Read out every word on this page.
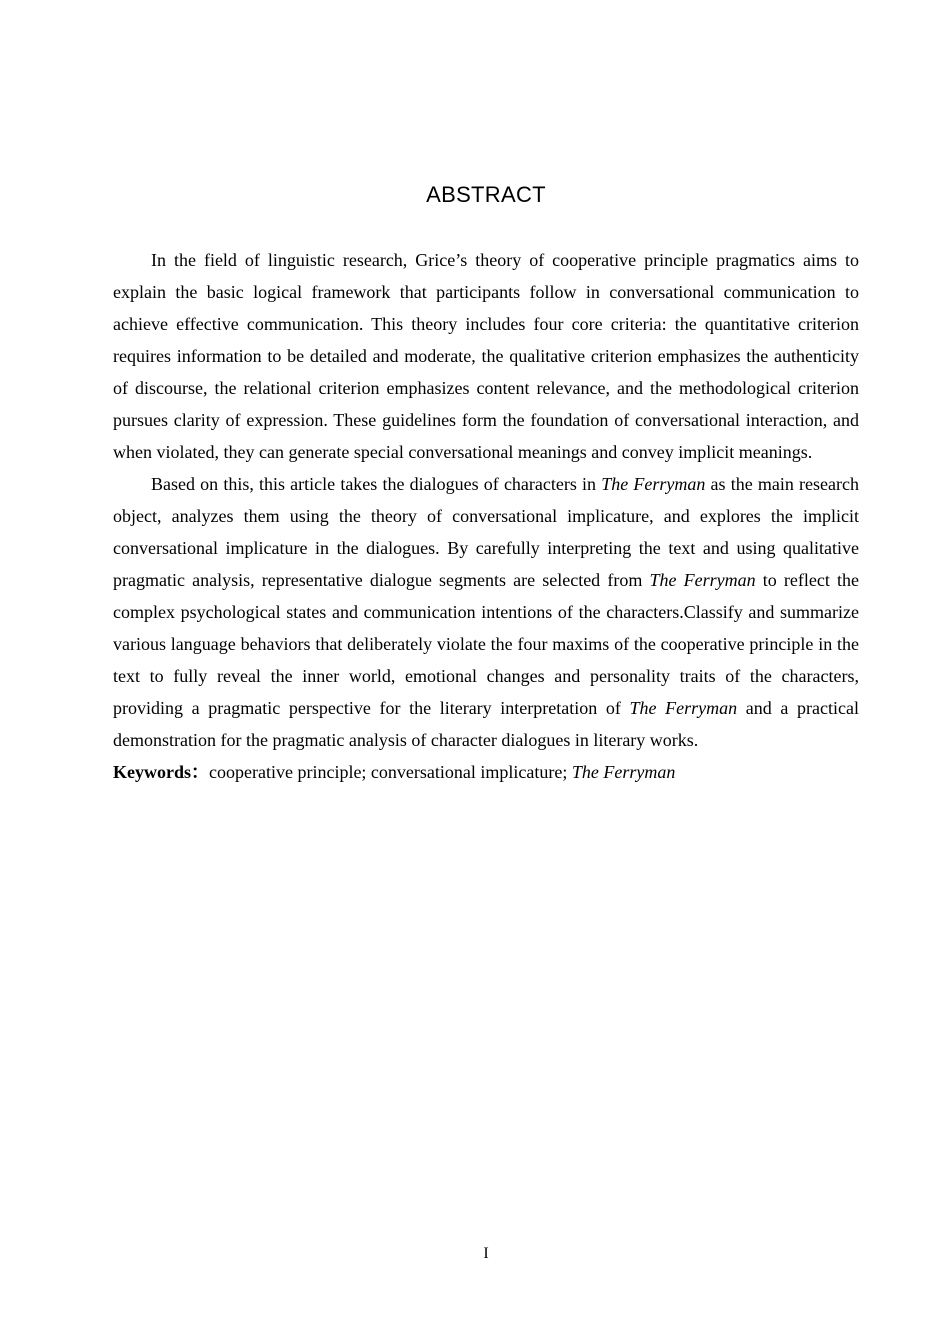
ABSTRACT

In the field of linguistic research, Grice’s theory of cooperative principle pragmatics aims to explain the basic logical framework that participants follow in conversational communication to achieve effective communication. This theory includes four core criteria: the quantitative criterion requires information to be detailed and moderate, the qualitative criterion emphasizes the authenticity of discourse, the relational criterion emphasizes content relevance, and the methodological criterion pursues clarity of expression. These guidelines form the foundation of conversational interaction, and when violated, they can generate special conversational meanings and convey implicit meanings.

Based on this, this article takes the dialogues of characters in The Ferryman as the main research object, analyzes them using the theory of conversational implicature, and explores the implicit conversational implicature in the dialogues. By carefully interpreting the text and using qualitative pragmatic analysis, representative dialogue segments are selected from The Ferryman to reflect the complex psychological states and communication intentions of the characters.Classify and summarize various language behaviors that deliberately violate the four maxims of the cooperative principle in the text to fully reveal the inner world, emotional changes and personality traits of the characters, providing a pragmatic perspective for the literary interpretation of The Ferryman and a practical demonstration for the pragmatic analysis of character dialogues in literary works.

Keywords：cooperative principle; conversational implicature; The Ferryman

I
--
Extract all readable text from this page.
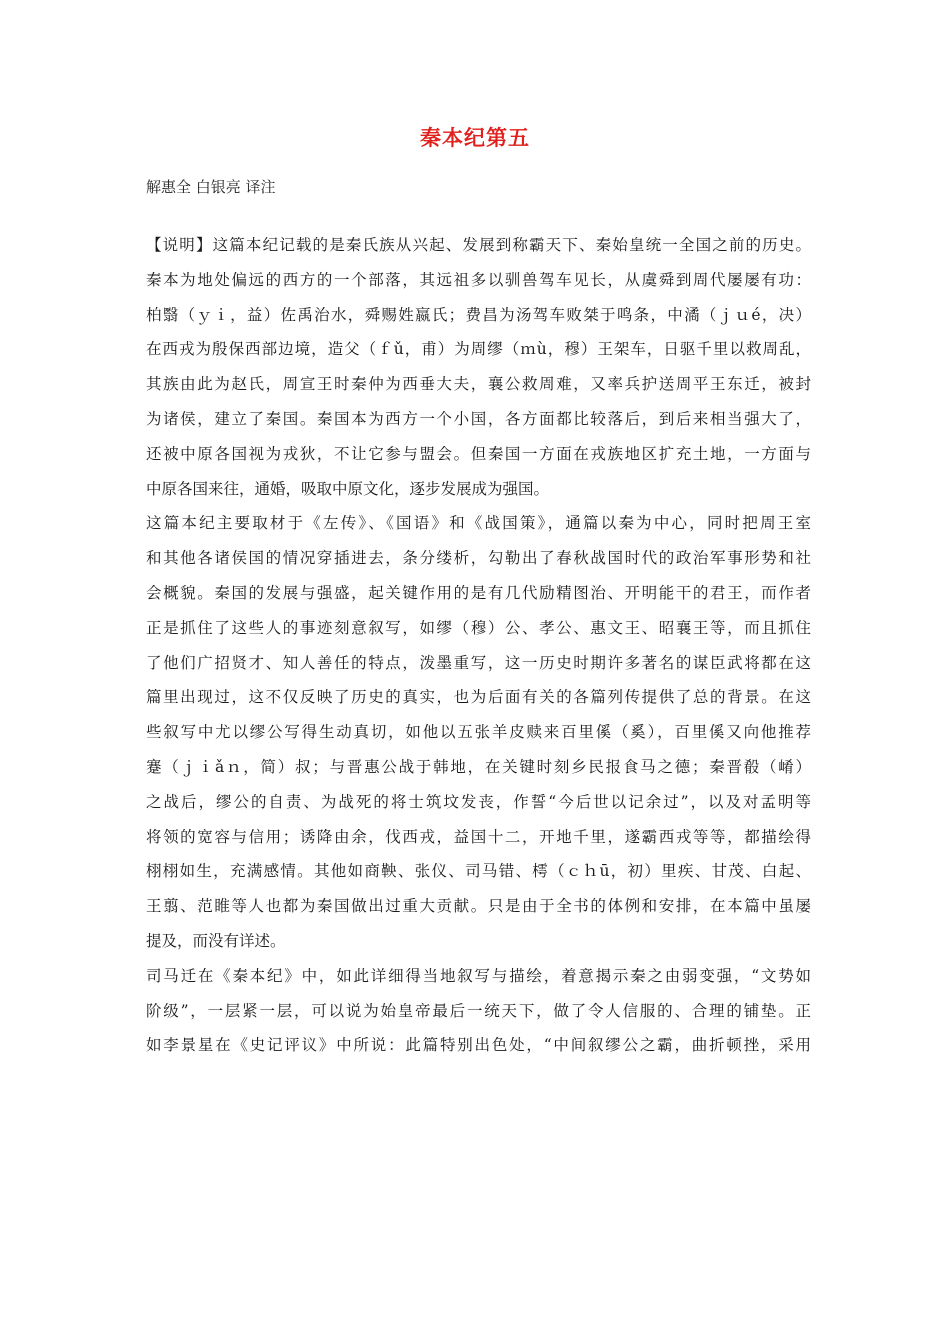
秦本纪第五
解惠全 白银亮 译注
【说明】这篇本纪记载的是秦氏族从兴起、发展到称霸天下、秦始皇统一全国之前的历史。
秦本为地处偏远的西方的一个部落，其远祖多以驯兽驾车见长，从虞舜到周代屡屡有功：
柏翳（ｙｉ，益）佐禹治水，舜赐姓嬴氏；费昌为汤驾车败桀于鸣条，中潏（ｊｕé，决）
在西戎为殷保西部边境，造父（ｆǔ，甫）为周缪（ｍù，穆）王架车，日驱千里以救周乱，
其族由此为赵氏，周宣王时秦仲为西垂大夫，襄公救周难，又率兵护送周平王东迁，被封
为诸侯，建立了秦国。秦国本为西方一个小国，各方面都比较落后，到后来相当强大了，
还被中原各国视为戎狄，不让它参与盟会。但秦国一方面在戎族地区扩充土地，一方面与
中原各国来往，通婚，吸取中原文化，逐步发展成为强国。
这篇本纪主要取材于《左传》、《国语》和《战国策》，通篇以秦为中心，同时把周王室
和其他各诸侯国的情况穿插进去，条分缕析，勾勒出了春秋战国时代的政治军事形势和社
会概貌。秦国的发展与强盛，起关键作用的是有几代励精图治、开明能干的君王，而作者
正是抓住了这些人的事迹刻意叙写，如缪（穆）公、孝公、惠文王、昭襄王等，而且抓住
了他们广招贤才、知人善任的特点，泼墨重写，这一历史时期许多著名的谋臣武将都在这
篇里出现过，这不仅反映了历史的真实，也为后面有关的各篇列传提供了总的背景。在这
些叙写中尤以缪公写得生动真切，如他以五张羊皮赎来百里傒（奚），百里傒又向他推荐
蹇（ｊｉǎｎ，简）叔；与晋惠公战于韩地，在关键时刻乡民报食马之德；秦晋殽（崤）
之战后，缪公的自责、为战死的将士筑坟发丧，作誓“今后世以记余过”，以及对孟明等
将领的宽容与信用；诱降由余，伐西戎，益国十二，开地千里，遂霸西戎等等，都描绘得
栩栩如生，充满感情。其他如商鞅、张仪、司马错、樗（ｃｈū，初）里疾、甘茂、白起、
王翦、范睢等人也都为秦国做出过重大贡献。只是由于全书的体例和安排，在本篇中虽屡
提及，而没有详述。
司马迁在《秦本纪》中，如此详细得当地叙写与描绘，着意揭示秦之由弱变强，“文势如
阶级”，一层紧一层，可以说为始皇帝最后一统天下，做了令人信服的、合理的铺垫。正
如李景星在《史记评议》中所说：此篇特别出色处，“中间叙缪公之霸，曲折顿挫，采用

▶ _Task requirements_:
From the listing above, copy out each line where the word "page" appears.

▶ _Task solution_:
Read out every word on this page.
Extract all readable text from this page.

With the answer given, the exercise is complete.